▶ YOUR OBJECTIVE
Transcribe all records exactly.

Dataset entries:
— begin —

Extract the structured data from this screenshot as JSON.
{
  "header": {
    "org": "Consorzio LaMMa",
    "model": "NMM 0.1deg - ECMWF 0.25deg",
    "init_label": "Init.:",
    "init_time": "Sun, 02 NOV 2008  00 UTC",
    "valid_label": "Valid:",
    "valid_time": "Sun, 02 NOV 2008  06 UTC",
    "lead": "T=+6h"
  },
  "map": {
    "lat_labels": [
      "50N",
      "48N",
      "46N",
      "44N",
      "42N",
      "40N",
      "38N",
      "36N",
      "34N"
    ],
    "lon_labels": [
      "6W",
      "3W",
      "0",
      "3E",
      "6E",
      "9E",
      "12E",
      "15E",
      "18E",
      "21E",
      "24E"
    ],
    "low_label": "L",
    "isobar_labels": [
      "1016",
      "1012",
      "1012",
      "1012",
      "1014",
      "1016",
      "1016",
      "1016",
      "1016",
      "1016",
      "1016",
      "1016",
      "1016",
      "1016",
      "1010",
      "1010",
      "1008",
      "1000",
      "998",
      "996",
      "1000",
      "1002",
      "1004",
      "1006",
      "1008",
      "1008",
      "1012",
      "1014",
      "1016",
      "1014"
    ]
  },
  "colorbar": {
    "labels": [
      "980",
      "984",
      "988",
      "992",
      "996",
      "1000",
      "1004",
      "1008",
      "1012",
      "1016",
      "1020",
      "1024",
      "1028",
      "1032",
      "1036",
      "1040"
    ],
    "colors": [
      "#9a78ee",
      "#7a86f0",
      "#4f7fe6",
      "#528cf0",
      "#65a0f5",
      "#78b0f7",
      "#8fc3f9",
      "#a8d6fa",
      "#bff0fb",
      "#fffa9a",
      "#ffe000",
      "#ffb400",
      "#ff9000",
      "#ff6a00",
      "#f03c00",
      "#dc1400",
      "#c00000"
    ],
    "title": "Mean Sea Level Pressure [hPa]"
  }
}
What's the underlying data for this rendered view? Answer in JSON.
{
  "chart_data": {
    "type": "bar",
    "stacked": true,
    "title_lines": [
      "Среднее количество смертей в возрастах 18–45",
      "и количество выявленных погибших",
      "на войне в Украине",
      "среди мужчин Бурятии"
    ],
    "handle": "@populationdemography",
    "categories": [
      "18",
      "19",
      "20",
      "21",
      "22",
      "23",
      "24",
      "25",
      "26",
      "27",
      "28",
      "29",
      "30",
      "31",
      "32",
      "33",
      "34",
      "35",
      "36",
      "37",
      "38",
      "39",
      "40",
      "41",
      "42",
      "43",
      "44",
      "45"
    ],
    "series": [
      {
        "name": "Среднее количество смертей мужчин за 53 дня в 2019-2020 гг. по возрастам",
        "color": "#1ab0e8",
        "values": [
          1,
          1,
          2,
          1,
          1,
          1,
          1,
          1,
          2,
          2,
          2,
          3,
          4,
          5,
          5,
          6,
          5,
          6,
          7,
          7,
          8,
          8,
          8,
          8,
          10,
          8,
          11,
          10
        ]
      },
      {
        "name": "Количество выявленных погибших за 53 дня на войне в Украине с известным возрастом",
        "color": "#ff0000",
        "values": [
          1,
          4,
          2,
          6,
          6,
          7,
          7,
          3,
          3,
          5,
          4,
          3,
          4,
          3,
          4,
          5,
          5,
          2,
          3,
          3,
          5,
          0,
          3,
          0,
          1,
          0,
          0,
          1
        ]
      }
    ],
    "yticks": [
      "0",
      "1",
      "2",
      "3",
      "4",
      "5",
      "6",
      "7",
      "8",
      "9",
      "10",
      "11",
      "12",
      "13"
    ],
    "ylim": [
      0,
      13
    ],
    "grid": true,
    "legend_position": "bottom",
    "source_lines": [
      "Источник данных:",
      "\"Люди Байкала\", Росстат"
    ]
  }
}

— end —

▶ EXERCISE RESPONSE
Extract the structured data from this screenshot as JSON.
{
  "header": {
    "org": "Consorzio LaMMa",
    "model": "NMM 0.1deg - ECMWF 0.25deg",
    "init_label": "Init.:",
    "init_time": "Sun, 02 NOV 2008  00 UTC",
    "valid_label": "Valid:",
    "valid_time": "Sun, 02 NOV 2008  06 UTC",
    "lead": "T=+6h"
  },
  "map": {
    "lat_labels": [
      "50N",
      "48N",
      "46N",
      "44N",
      "42N",
      "40N",
      "38N",
      "36N",
      "34N"
    ],
    "lon_labels": [
      "6W",
      "3W",
      "0",
      "3E",
      "6E",
      "9E",
      "12E",
      "15E",
      "18E",
      "21E",
      "24E"
    ],
    "low_label": "L",
    "isobar_labels": [
      "1016",
      "1012",
      "1012",
      "1012",
      "1014",
      "1016",
      "1016",
      "1016",
      "1016",
      "1016",
      "1016",
      "1016",
      "1016",
      "1016",
      "1010",
      "1010",
      "1008",
      "1000",
      "998",
      "996",
      "1000",
      "1002",
      "1004",
      "1006",
      "1008",
      "1008",
      "1012",
      "1014",
      "1016",
      "1014"
    ]
  },
  "colorbar": {
    "labels": [
      "980",
      "984",
      "988",
      "992",
      "996",
      "1000",
      "1004",
      "1008",
      "1012",
      "1016",
      "1020",
      "1024",
      "1028",
      "1032",
      "1036",
      "1040"
    ],
    "colors": [
      "#9a78ee",
      "#7a86f0",
      "#4f7fe6",
      "#528cf0",
      "#65a0f5",
      "#78b0f7",
      "#8fc3f9",
      "#a8d6fa",
      "#bff0fb",
      "#fffa9a",
      "#ffe000",
      "#ffb400",
      "#ff9000",
      "#ff6a00",
      "#f03c00",
      "#dc1400",
      "#c00000"
    ],
    "title": "Mean Sea Level Pressure [hPa]"
  }
}
What's the underlying data for this rendered view? Answer in JSON.
{
  "chart_data": {
    "type": "bar",
    "stacked": true,
    "title_lines": [
      "Среднее количество смертей в возрастах 18–45",
      "и количество выявленных погибших",
      "на войне в Украине",
      "среди мужчин Бурятии"
    ],
    "handle": "@populationdemography",
    "categories": [
      "18",
      "19",
      "20",
      "21",
      "22",
      "23",
      "24",
      "25",
      "26",
      "27",
      "28",
      "29",
      "30",
      "31",
      "32",
      "33",
      "34",
      "35",
      "36",
      "37",
      "38",
      "39",
      "40",
      "41",
      "42",
      "43",
      "44",
      "45"
    ],
    "series": [
      {
        "name": "Среднее количество смертей мужчин за 53 дня в 2019-2020 гг. по возрастам",
        "color": "#1ab0e8",
        "values": [
          1,
          1,
          2,
          1,
          1,
          1,
          1,
          1,
          2,
          2,
          2,
          3,
          4,
          5,
          5,
          6,
          5,
          6,
          7,
          7,
          8,
          8,
          8,
          8,
          10,
          8,
          11,
          10
        ]
      },
      {
        "name": "Количество выявленных погибших за 53 дня на войне в Украине с известным возрастом",
        "color": "#ff0000",
        "values": [
          1,
          4,
          2,
          6,
          6,
          7,
          7,
          3,
          3,
          5,
          4,
          3,
          4,
          3,
          4,
          5,
          5,
          2,
          3,
          3,
          5,
          0,
          3,
          0,
          1,
          0,
          0,
          1
        ]
      }
    ],
    "yticks": [
      "0",
      "1",
      "2",
      "3",
      "4",
      "5",
      "6",
      "7",
      "8",
      "9",
      "10",
      "11",
      "12",
      "13"
    ],
    "ylim": [
      0,
      13
    ],
    "grid": true,
    "legend_position": "bottom",
    "source_lines": [
      "Источник данных:",
      "\"Люди Байкала\", Росстат"
    ]
  }
}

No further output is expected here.